_DATA TO USE_
------------------------------------------------------------------------
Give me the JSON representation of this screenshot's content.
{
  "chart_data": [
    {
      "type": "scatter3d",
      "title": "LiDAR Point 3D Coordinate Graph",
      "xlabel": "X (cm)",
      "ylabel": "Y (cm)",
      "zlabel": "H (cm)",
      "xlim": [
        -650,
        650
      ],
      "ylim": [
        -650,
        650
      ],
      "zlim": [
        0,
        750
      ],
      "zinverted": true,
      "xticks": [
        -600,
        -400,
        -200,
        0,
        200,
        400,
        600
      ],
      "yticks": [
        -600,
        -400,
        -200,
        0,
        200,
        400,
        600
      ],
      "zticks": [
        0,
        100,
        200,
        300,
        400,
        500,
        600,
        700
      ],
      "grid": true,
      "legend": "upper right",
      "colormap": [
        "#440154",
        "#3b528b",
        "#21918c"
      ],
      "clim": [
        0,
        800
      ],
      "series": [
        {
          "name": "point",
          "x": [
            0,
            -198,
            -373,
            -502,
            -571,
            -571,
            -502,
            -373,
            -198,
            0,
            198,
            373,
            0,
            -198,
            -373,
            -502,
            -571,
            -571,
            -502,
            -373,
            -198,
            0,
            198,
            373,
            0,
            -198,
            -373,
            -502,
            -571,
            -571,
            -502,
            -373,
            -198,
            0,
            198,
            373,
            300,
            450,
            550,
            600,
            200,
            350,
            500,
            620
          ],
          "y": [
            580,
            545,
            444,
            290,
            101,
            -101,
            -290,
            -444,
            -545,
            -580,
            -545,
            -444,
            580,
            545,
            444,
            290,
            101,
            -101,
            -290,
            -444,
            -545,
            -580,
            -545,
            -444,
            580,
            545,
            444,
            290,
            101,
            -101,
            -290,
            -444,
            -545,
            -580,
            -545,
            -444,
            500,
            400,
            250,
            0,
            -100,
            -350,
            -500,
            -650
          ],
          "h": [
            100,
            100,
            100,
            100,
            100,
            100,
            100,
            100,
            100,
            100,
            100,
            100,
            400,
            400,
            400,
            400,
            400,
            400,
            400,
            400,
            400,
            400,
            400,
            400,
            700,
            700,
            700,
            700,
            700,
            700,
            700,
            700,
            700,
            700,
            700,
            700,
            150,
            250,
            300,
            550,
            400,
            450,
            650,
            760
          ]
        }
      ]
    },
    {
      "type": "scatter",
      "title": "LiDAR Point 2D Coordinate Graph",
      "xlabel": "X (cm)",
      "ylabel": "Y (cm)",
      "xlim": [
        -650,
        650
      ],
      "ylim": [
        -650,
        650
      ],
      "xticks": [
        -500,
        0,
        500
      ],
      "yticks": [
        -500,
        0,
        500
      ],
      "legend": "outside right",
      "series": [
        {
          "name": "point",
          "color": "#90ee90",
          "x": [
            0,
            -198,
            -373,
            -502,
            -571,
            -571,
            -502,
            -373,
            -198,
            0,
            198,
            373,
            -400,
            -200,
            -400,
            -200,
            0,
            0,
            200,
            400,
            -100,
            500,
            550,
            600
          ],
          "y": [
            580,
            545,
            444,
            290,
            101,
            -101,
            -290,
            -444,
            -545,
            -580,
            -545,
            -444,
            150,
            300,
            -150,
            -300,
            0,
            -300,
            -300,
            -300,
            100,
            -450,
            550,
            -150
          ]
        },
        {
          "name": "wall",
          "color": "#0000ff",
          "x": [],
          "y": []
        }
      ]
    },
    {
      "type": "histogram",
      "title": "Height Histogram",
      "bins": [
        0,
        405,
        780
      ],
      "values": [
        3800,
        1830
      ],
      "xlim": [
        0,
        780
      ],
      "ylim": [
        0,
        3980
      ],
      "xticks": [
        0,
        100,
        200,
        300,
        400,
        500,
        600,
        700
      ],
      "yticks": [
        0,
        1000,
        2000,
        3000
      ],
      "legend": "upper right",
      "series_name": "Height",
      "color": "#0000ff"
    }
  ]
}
------------------------------------------------------------------------
Repeat the data above exactly.

_ANSWER IN FULL_
Give me the JSON representation of this screenshot's content.
{
  "chart_data": [
    {
      "type": "scatter3d",
      "title": "LiDAR Point 3D Coordinate Graph",
      "xlabel": "X (cm)",
      "ylabel": "Y (cm)",
      "zlabel": "H (cm)",
      "xlim": [
        -650,
        650
      ],
      "ylim": [
        -650,
        650
      ],
      "zlim": [
        0,
        750
      ],
      "zinverted": true,
      "xticks": [
        -600,
        -400,
        -200,
        0,
        200,
        400,
        600
      ],
      "yticks": [
        -600,
        -400,
        -200,
        0,
        200,
        400,
        600
      ],
      "zticks": [
        0,
        100,
        200,
        300,
        400,
        500,
        600,
        700
      ],
      "grid": true,
      "legend": "upper right",
      "colormap": [
        "#440154",
        "#3b528b",
        "#21918c"
      ],
      "clim": [
        0,
        800
      ],
      "series": [
        {
          "name": "point",
          "x": [
            0,
            -198,
            -373,
            -502,
            -571,
            -571,
            -502,
            -373,
            -198,
            0,
            198,
            373,
            0,
            -198,
            -373,
            -502,
            -571,
            -571,
            -502,
            -373,
            -198,
            0,
            198,
            373,
            0,
            -198,
            -373,
            -502,
            -571,
            -571,
            -502,
            -373,
            -198,
            0,
            198,
            373,
            300,
            450,
            550,
            600,
            200,
            350,
            500,
            620
          ],
          "y": [
            580,
            545,
            444,
            290,
            101,
            -101,
            -290,
            -444,
            -545,
            -580,
            -545,
            -444,
            580,
            545,
            444,
            290,
            101,
            -101,
            -290,
            -444,
            -545,
            -580,
            -545,
            -444,
            580,
            545,
            444,
            290,
            101,
            -101,
            -290,
            -444,
            -545,
            -580,
            -545,
            -444,
            500,
            400,
            250,
            0,
            -100,
            -350,
            -500,
            -650
          ],
          "h": [
            100,
            100,
            100,
            100,
            100,
            100,
            100,
            100,
            100,
            100,
            100,
            100,
            400,
            400,
            400,
            400,
            400,
            400,
            400,
            400,
            400,
            400,
            400,
            400,
            700,
            700,
            700,
            700,
            700,
            700,
            700,
            700,
            700,
            700,
            700,
            700,
            150,
            250,
            300,
            550,
            400,
            450,
            650,
            760
          ]
        }
      ]
    },
    {
      "type": "scatter",
      "title": "LiDAR Point 2D Coordinate Graph",
      "xlabel": "X (cm)",
      "ylabel": "Y (cm)",
      "xlim": [
        -650,
        650
      ],
      "ylim": [
        -650,
        650
      ],
      "xticks": [
        -500,
        0,
        500
      ],
      "yticks": [
        -500,
        0,
        500
      ],
      "legend": "outside right",
      "series": [
        {
          "name": "point",
          "color": "#90ee90",
          "x": [
            0,
            -198,
            -373,
            -502,
            -571,
            -571,
            -502,
            -373,
            -198,
            0,
            198,
            373,
            -400,
            -200,
            -400,
            -200,
            0,
            0,
            200,
            400,
            -100,
            500,
            550,
            600
          ],
          "y": [
            580,
            545,
            444,
            290,
            101,
            -101,
            -290,
            -444,
            -545,
            -580,
            -545,
            -444,
            150,
            300,
            -150,
            -300,
            0,
            -300,
            -300,
            -300,
            100,
            -450,
            550,
            -150
          ]
        },
        {
          "name": "wall",
          "color": "#0000ff",
          "x": [],
          "y": []
        }
      ]
    },
    {
      "type": "histogram",
      "title": "Height Histogram",
      "bins": [
        0,
        405,
        780
      ],
      "values": [
        3800,
        1830
      ],
      "xlim": [
        0,
        780
      ],
      "ylim": [
        0,
        3980
      ],
      "xticks": [
        0,
        100,
        200,
        300,
        400,
        500,
        600,
        700
      ],
      "yticks": [
        0,
        1000,
        2000,
        3000
      ],
      "legend": "upper right",
      "series_name": "Height",
      "color": "#0000ff"
    }
  ]
}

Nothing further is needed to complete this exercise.